Schriftliche Aufgaben -
(1) Geben Sie aus dem Forumsthread über eine Remote Shell in Java den Wortlaut wieder, der mit „ich habe eine“ beginnt und bis einschließlich „Java möglich ist.“ reicht.
(2) Geben Sie aus den Datensätzen die Zeilen, die mit der Zeile mit „title-underline [24, 62, 1151, 64]“ beginnen und bis einschließlich der Zeile mit „stat-speed: SPEED 2.4/m [393, 100, 587, 181]“ reichen, als JSON-Liste von Zeichenketten an, eine Zeichenkette pro Zeile und ohne Leerzeilen.

Auszug zur Lektüre -
▶

# Remote Shell in Java?



## Kabel (23. Dez 2006)

Hallo,

ich habe eine Socketverbindung hier am laufen, und ich möchte nun über diese Verbindung die Shell benutzen können.

Nachdem ich gegooglt habe habe ich allerdings nur wenig rausgefunden, jetzt frage ich mich halt ob das überhaupt in Java möglich ist. 
Kann mir da vielleicht Jemand helfen? Wo finde ich dazu Informationen?

mfg
Kabel


----------



## Wildcard (23. Dez 2006)

Na du brauchst schon einen Dienst mit dem du kommunizierst. Ist bei Telnet ja auch nicht anders.


----------



## Kabel (23. Dez 2006)

gut, daran hatte ich jetzt nicht gedacht. Also was kann ich den da so nehmen?

Also ich habe FTP, telnet geht auch Zweifellos wobei ich Telnet lieber vermeiden würde...

◀

Vorliegende Datensätze -
▶

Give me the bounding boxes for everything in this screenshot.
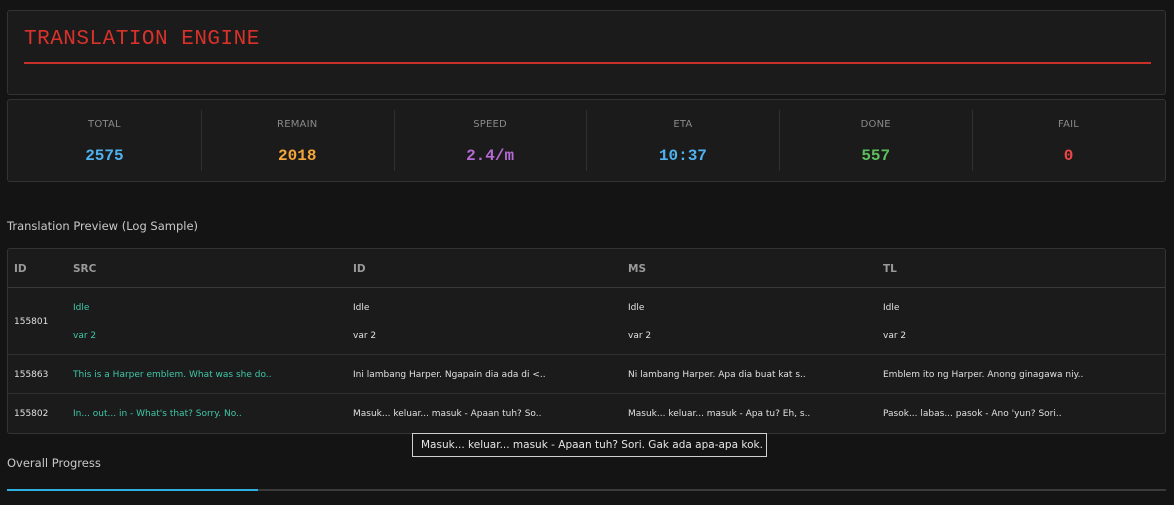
title-underline [24, 62, 1151, 64]
row-id: 155863 [14, 370, 49, 380]
overall-progress-bar [7, 489, 1166, 491]
stat-remain-label: REMAIN [277, 119, 318, 130]
src-line: var 2 [73, 331, 97, 341]
preview-section-title: Translation Preview (Log Sample) [7, 219, 199, 233]
overall-progress-fill [7, 489, 258, 491]
src-cell: This is a Harper emblem. What was she do… [73, 370, 272, 380]
stat-fail-label: FAIL [1058, 119, 1080, 130]
stat-total: TOTAL 2575 [8, 100, 201, 181]
preview-table: ID SRC ID MS TL 155801 Idle var 2 Idle v… [7, 248, 1166, 434]
stat-speed: SPEED 2.4/m [393, 100, 587, 181]
ms-cell: Ni lambang Harper. Apa dia buat kat s.. [628, 370, 806, 380]
tl-line: var 2 [883, 331, 907, 341]
column-header-tl[interactable]: TL [883, 263, 897, 275]
stat-total-label: TOTAL [88, 119, 121, 130]
column-header-ms[interactable]: MS [628, 263, 646, 275]
stat-done-label: DONE [860, 119, 891, 130]
stat-total-value: 2575 [85, 147, 124, 165]
id-cell: Ini lambang Harper. Ngapain dia ada di <… [353, 370, 546, 380]
table-row[interactable]: 155801 Idle var 2 Idle var 2 Idle var 2 … [8, 288, 1165, 355]
row-id: 155801 [14, 317, 49, 327]
cell-tooltip: Masuk... keluar... masuk - Apaan tuh? So… [412, 433, 767, 457]
row-id: 155802 [14, 409, 49, 419]
id-line: Idle [353, 303, 370, 313]
stat-eta-label: ETA [673, 119, 693, 130]
src-line: Idle [73, 303, 90, 313]
stat-done-value: 557 [861, 147, 891, 165]
progress-section-title: Overall Progress [7, 456, 101, 470]
ms-line: Idle [628, 303, 645, 313]
app-title: TRANSLATION ENGINE [24, 28, 260, 51]
stat-remain-value: 2018 [278, 147, 317, 165]
tl-cell: Pasok... labas... pasok - Ano 'yun? Sori… [883, 409, 1062, 419]
header-panel: TRANSLATION ENGINE [7, 10, 1166, 95]
tl-line: Idle [883, 303, 900, 313]
id-line: var 2 [353, 331, 377, 341]
stat-eta: ETA 10:37 [586, 100, 779, 181]
stat-remain: REMAIN 2018 [200, 100, 394, 181]
table-row[interactable]: 155863 This is a Harper emblem. What was… [8, 355, 1165, 394]
ms-line: var 2 [628, 331, 652, 341]
column-header-id[interactable]: ID [14, 263, 27, 275]
stats-panel: TOTAL 2575 REMAIN 2018 SPEED 2.4/m ETA 1… [7, 99, 1166, 182]
tl-cell: Emblem ito ng Harper. Anong ginagawa niy… [883, 370, 1084, 380]
stat-fail-value: 0 [1063, 147, 1074, 165]
table-row[interactable]: 155802 In... out... in - What's that? So… [8, 394, 1165, 433]
column-header-src[interactable]: SRC [73, 263, 96, 275]
ms-cell: Masuk... keluar... masuk - Apa tu? Eh, s… [628, 409, 811, 419]
stat-done: DONE 557 [779, 100, 972, 181]
stat-speed-value: 2.4/m [466, 147, 515, 165]
id-cell[interactable]: Masuk... keluar... masuk - Apaan tuh? So… [353, 409, 593, 419]
table-header-row: ID SRC ID MS TL [8, 249, 1165, 288]
stat-speed-label: SPEED [473, 119, 507, 130]
stat-eta-value: 10:37 [658, 147, 707, 165]
stat-fail: FAIL 0 [972, 100, 1165, 181]
column-header-id-lang[interactable]: ID [353, 263, 366, 275]
src-cell: In... out... in - What's that? Sorry. No… [73, 409, 242, 419]
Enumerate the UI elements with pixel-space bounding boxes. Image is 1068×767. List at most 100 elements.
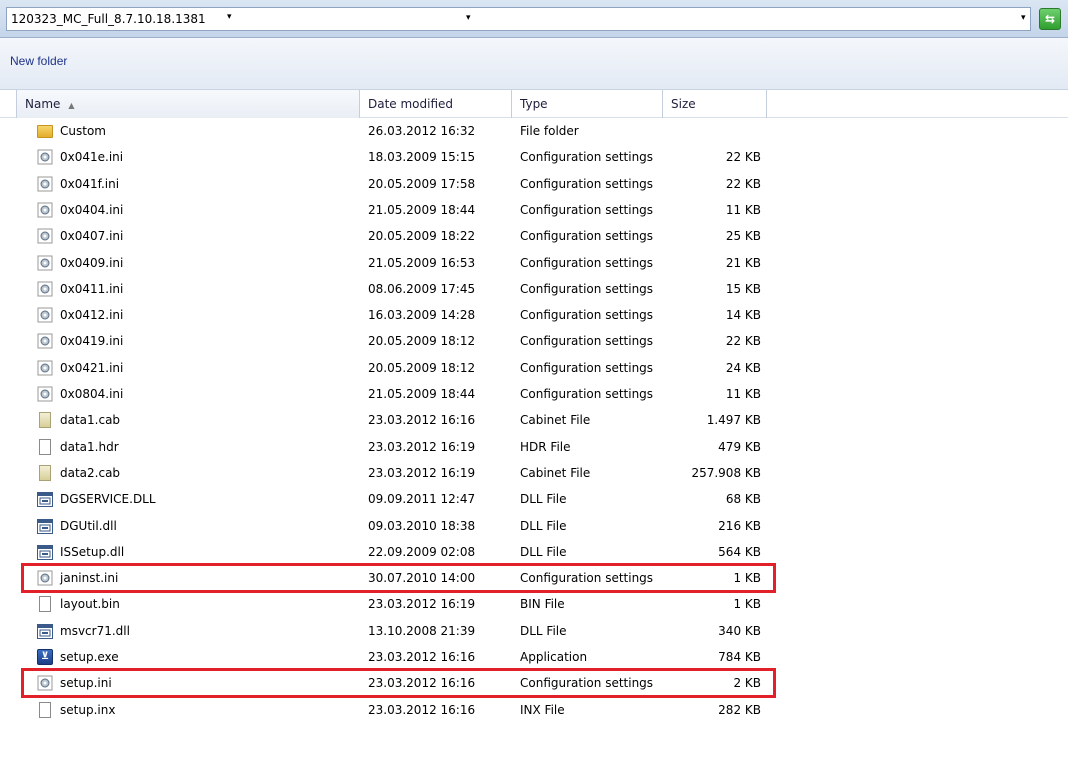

◀

Lösungen je Aufgabe -
(1)
ich habe eine Socketverbindung hier am laufen, und ich möchte nun über diese Verbindung die Shell benutzen können.

Nachdem ich gegooglt habe habe ich allerdings nur wenig rausgefunden, jetzt frage ich mich halt ob das überhaupt in Java möglich ist.

(2)
[
  "title-underline [24, 62, 1151, 64]",
  "row-id: 155863 [14, 370, 49, 380]",
  "overall-progress-bar [7, 489, 1166, 491]",
  "stat-remain-label: REMAIN [277, 119, 318, 130]",
  "src-line: var 2 [73, 331, 97, 341]",
  "preview-section-title: Translation Preview (Log Sample) [7, 219, 199, 233]",
  "overall-progress-fill [7, 489, 258, 491]",
  "src-cell: This is a Harper emblem. What was she do… [73, 370, 272, 380]",
  "stat-fail-label: FAIL [1058, 119, 1080, 130]",
  "stat-total: TOTAL 2575 [8, 100, 201, 181]",
  "preview-table: ID SRC ID MS TL 155801 Idle var 2 Idle v… [7, 248, 1166, 434]",
  "stat-speed: SPEED 2.4/m [393, 100, 587, 181]"
]